### Short exercise 1:
Answer these questions on the Wales rugby text:
(a) For how many seasons did Wayne Pivac coach the Scarlets?
(b) Who remains captain in Pivac's squad?
(c) Why does Johnny McNicholl take the other wing?
### Short exercise 2:
Please write what follows the Wales rugby text, picking up after its last sentence.

### Text:

They eventually had to settle for fourth after a fairly one sided third place play off match against New Zealand.

End of an era

Warren Gatland’s departure has left Welsh fans teary-eyed; his tenure has brought wild success to Welsh rugby and, with that, the expectation that Wales would always mount a title challenge. Teary-eyed too are the fans, because not everyone has heard of his successor.

So, who is Wayne Pivac, what brand of rugby will he employ and can he continue Gatland’s success?

Well, the Kiwi has coached the Scarlets for the last five seasons – so he’s more than familiar with Welsh rugby and the current squad. He now must try and fill the enormous boots of his predecessor, and as quickly at that.

From Warrenball to Pivac-play?

There aren’t too many surprises in the squad that he’s picked. Alun-Wyn Jones remains captain after deciding not to retire after the World Cup. Perhaps he felt he needed to help Wales in this transition period towards France 2023. In the back row, their formidable options of Tipuric, Shingler, Navidi, Moriarty and Faletau will no doubt be a force at the turnover once again. Dan Biggar also continues to be first choice at fly half.

World Cup top try-scorer Josh Adams will look to continue his formidable international form, and starts against Italy. Uncapped Johnny McNicholl takes the other wing because Owen Lane suffered a bad hamstring injury in training last week. These two will partner Halfpenny in the back three.

### Element and coordinate records:
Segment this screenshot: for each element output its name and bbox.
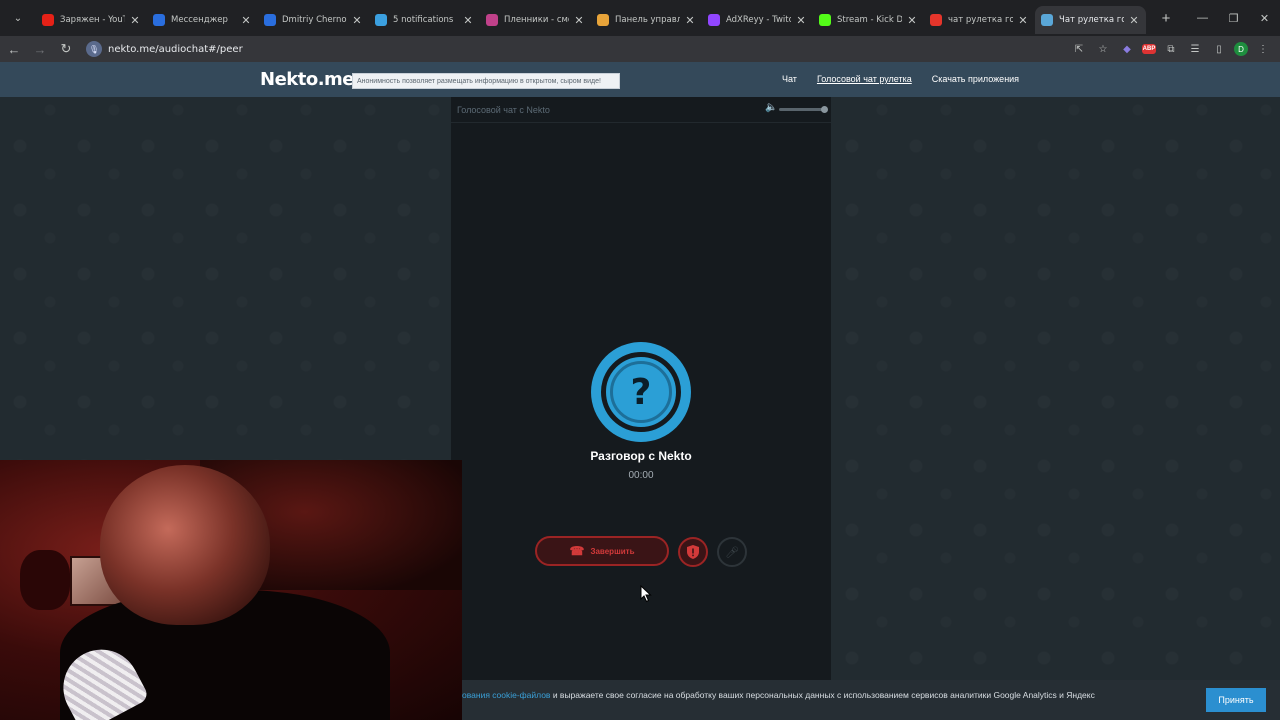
back-icon[interactable]: ← [2,38,26,60]
tab-title: чат рулетка голосовой [948,15,1013,25]
microphone-button[interactable]: 🎤︎ [717,537,747,567]
toolbar-actions: ⇱ ☆ ◆ ABP ⧉ ☰ ▯ D ⋮ [1070,36,1272,62]
volume-slider[interactable] [779,108,823,111]
tab-title: 5 notifications [393,15,454,25]
video-icon [486,14,498,26]
browser-tab[interactable]: чат рулетка голосовой ✕ [924,6,1035,34]
tab-close-icon[interactable]: ✕ [351,14,363,27]
browser-tab[interactable]: Dmitriy Chernov ✕ [258,6,369,34]
browser-tab[interactable]: Пленники - смотреть ✕ [480,6,591,34]
reload-icon[interactable]: ↻ [54,38,78,60]
browser-toolbar: ← → ↻ 🎙 nekto.me/audiochat#/peer ⇱ ☆ ◆ A… [0,36,1280,62]
tab-title: Пленники - смотреть [504,15,569,25]
tab-title: Заряжен - YouTube [60,15,125,25]
cookie-banner: ования cookie-файлов и выражаете свое со… [462,680,1280,720]
telegram-icon [375,14,387,26]
cookie-policy-link[interactable]: ования cookie-файлов [462,690,550,700]
close-window-icon[interactable]: ✕ [1249,0,1280,36]
twitch-icon [708,14,720,26]
new-tab-button[interactable]: + [1152,4,1180,32]
tab-close-icon[interactable]: ✕ [462,14,474,27]
volume-slider-knob[interactable] [821,106,828,113]
shield-icon [687,545,699,559]
address-bar[interactable]: 🎙 nekto.me/audiochat#/peer [86,39,1086,59]
webcam-figurine [20,550,70,610]
url-text[interactable]: nekto.me/audiochat#/peer [108,44,243,55]
donation-icon [597,14,609,26]
peer-avatar: ? [591,342,691,442]
question-mark-icon: ? [610,361,672,423]
volume-icon[interactable]: 🔈 [765,102,777,113]
voice-chat-panel: Голосовой чат с Nekto 🔈 ? Разговор с Nek… [451,97,831,720]
call-timer: 00:00 [628,470,654,481]
profile-avatar[interactable]: D [1234,42,1248,56]
tab-title: Чат рулетка голосовой [1059,15,1124,25]
mouse-cursor-icon [640,585,652,603]
tab-close-icon[interactable]: ✕ [129,14,141,27]
panel-header: Голосовой чат с Nekto 🔈 [451,97,831,123]
reading-list-icon[interactable]: ☰ [1186,40,1204,58]
browser-tab[interactable]: Мессенджер ✕ [147,6,258,34]
tab-close-icon[interactable]: ✕ [573,14,585,27]
tab-close-icon[interactable]: ✕ [1017,14,1029,27]
messenger-icon [153,14,165,26]
kick-icon [819,14,831,26]
browser-tab[interactable]: Stream - Kick Dashboard ✕ [813,6,924,34]
webcam-overlay [0,460,462,720]
browser-tab[interactable]: Чат рулетка голосовой ✕ [1035,6,1146,34]
forward-icon[interactable]: → [28,38,52,60]
tab-title: Панель управления [615,15,680,25]
main-nav: Чат Голосовой чат рулетка Скачать прилож… [782,74,1019,84]
nekto-icon [1041,14,1053,26]
sidebar-icon[interactable]: ▯ [1210,40,1228,58]
site-logo[interactable]: Nekto.me [260,69,355,90]
tab-search-icon[interactable]: ⌄ [0,0,36,36]
webcam-person-head [100,465,270,625]
window-controls: — ❐ ✕ [1187,0,1280,36]
microphone-icon: 🎤︎ [725,546,739,559]
nav-voice-chat-link[interactable]: Голосовой чат рулетка [817,74,912,84]
browser-tab[interactable]: AdXReyy - Twitch ✕ [702,6,813,34]
cookie-text: ования cookie-файлов и выражаете свое со… [462,690,1192,700]
accept-cookies-button[interactable]: Принять [1206,688,1266,712]
restore-icon[interactable]: ❐ [1218,0,1249,36]
tab-title: Stream - Kick Dashboard [837,15,902,25]
hang-up-phone-icon: ☎ [569,544,585,558]
conversation-title: Разговор с Nekto [590,449,692,463]
yandex-icon [930,14,942,26]
cookie-body-text: и выражаете свое согласие на обработку в… [550,690,1095,700]
tab-title: AdXReyy - Twitch [726,15,791,25]
nav-chat-link[interactable]: Чат [782,74,797,84]
site-info-icon[interactable]: 🎙 [86,41,102,57]
tab-close-icon[interactable]: ✕ [1128,14,1140,27]
browser-tab[interactable]: 5 notifications ✕ [369,6,480,34]
menu-kebab-icon[interactable]: ⋮ [1254,40,1272,58]
youtube-icon [42,14,54,26]
end-call-button[interactable]: ☎ Завершить [535,536,669,566]
site-header: Nekto.me Анонимность позволяет размещать… [0,62,1280,97]
nav-download-link[interactable]: Скачать приложения [932,74,1019,84]
tab-title: Dmitriy Chernov [282,15,347,25]
extensions-puzzle-icon[interactable]: ⧉ [1162,40,1180,58]
messenger-icon [264,14,276,26]
notice-banner: Анонимность позволяет размещать информац… [352,73,620,89]
report-button[interactable] [678,537,708,567]
install-app-icon[interactable]: ⇱ [1070,40,1088,58]
tab-close-icon[interactable]: ✕ [240,14,252,27]
minimize-icon[interactable]: — [1187,0,1218,36]
panel-title: Голосовой чат с Nekto [457,105,550,115]
browser-tab[interactable]: Панель управления ✕ [591,6,702,34]
adblock-icon[interactable]: ABP [1142,44,1156,54]
end-call-label: Завершить [590,546,635,556]
bookmark-star-icon[interactable]: ☆ [1094,40,1112,58]
browser-tab[interactable]: Заряжен - YouTube ✕ [36,6,147,34]
extension-icon[interactable]: ◆ [1118,40,1136,58]
tab-title: Мессенджер [171,15,228,25]
avatar-ring: ? [601,352,681,432]
tab-close-icon[interactable]: ✕ [906,14,918,27]
tab-close-icon[interactable]: ✕ [795,14,807,27]
tab-close-icon[interactable]: ✕ [684,14,696,27]
tab-strip: ⌄ Заряжен - YouTube✕Мессенджер✕Dmitriy C… [0,0,1280,36]
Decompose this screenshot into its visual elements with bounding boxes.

### Task response 1:
(a) Five seasons.
(b) Alun-Wyn Jones.
(c) Owen Lane suffered a bad hamstring injury in training last week.

### Task response 2:
George North moves to outside centre to complete a hard-running centre partnership with Parkes. It comes as somewhat of a surprise – despite that he was commonly deployed as a 13 at Northampton – because Saracen Nick Tompkins is yet to win a cap for Wales and you would have expected him to change that against Italy. Although, in the absence of Jonathan Davies, and with the strong competition on the wings for Wales, it’s no surprise that Pivac is exploring all options of trying to fill that crucial 13 role.

For all the promise that Pivac’s appointment has brought for passing and running rugby – it looks as though Wales have set up again for more ‘Warrenball’. We’ll have to wait and see how the tournament unfolds.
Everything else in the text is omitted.